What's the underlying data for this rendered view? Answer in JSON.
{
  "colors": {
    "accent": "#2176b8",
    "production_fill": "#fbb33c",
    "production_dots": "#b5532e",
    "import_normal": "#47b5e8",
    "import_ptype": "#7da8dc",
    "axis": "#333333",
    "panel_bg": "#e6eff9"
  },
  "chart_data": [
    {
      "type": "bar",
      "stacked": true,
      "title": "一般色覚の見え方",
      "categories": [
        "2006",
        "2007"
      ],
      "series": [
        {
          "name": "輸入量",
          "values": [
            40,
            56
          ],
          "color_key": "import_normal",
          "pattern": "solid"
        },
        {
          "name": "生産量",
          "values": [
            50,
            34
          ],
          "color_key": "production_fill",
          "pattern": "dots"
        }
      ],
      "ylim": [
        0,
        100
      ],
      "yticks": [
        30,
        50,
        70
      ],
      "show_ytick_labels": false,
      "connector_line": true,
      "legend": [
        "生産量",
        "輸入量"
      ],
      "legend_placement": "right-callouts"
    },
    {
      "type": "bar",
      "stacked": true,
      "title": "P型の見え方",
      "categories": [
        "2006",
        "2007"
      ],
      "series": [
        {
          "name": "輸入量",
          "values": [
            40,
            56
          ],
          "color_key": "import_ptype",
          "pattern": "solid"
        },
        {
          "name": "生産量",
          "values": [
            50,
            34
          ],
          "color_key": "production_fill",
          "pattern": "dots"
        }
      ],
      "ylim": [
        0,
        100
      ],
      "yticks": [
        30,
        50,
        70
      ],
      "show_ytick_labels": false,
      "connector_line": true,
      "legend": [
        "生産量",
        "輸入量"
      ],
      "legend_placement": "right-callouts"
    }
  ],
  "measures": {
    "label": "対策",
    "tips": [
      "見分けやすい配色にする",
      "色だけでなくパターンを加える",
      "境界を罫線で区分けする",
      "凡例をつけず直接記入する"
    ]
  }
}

════════════════

Work to complete – Transcribe all of the lines in the records precisely.

In response –
What's the underlying data for this rendered view? Answer in JSON.
{
  "colors": {
    "accent": "#2176b8",
    "production_fill": "#fbb33c",
    "production_dots": "#b5532e",
    "import_normal": "#47b5e8",
    "import_ptype": "#7da8dc",
    "axis": "#333333",
    "panel_bg": "#e6eff9"
  },
  "chart_data": [
    {
      "type": "bar",
      "stacked": true,
      "title": "一般色覚の見え方",
      "categories": [
        "2006",
        "2007"
      ],
      "series": [
        {
          "name": "輸入量",
          "values": [
            40,
            56
          ],
          "color_key": "import_normal",
          "pattern": "solid"
        },
        {
          "name": "生産量",
          "values": [
            50,
            34
          ],
          "color_key": "production_fill",
          "pattern": "dots"
        }
      ],
      "ylim": [
        0,
        100
      ],
      "yticks": [
        30,
        50,
        70
      ],
      "show_ytick_labels": false,
      "connector_line": true,
      "legend": [
        "生産量",
        "輸入量"
      ],
      "legend_placement": "right-callouts"
    },
    {
      "type": "bar",
      "stacked": true,
      "title": "P型の見え方",
      "categories": [
        "2006",
        "2007"
      ],
      "series": [
        {
          "name": "輸入量",
          "values": [
            40,
            56
          ],
          "color_key": "import_ptype",
          "pattern": "solid"
        },
        {
          "name": "生産量",
          "values": [
            50,
            34
          ],
          "color_key": "production_fill",
          "pattern": "dots"
        }
      ],
      "ylim": [
        0,
        100
      ],
      "yticks": [
        30,
        50,
        70
      ],
      "show_ytick_labels": false,
      "connector_line": true,
      "legend": [
        "生産量",
        "輸入量"
      ],
      "legend_placement": "right-callouts"
    }
  ],
  "measures": {
    "label": "対策",
    "tips": [
      "見分けやすい配色にする",
      "色だけでなくパターンを加える",
      "境界を罫線で区分けする",
      "凡例をつけず直接記入する"
    ]
  }
}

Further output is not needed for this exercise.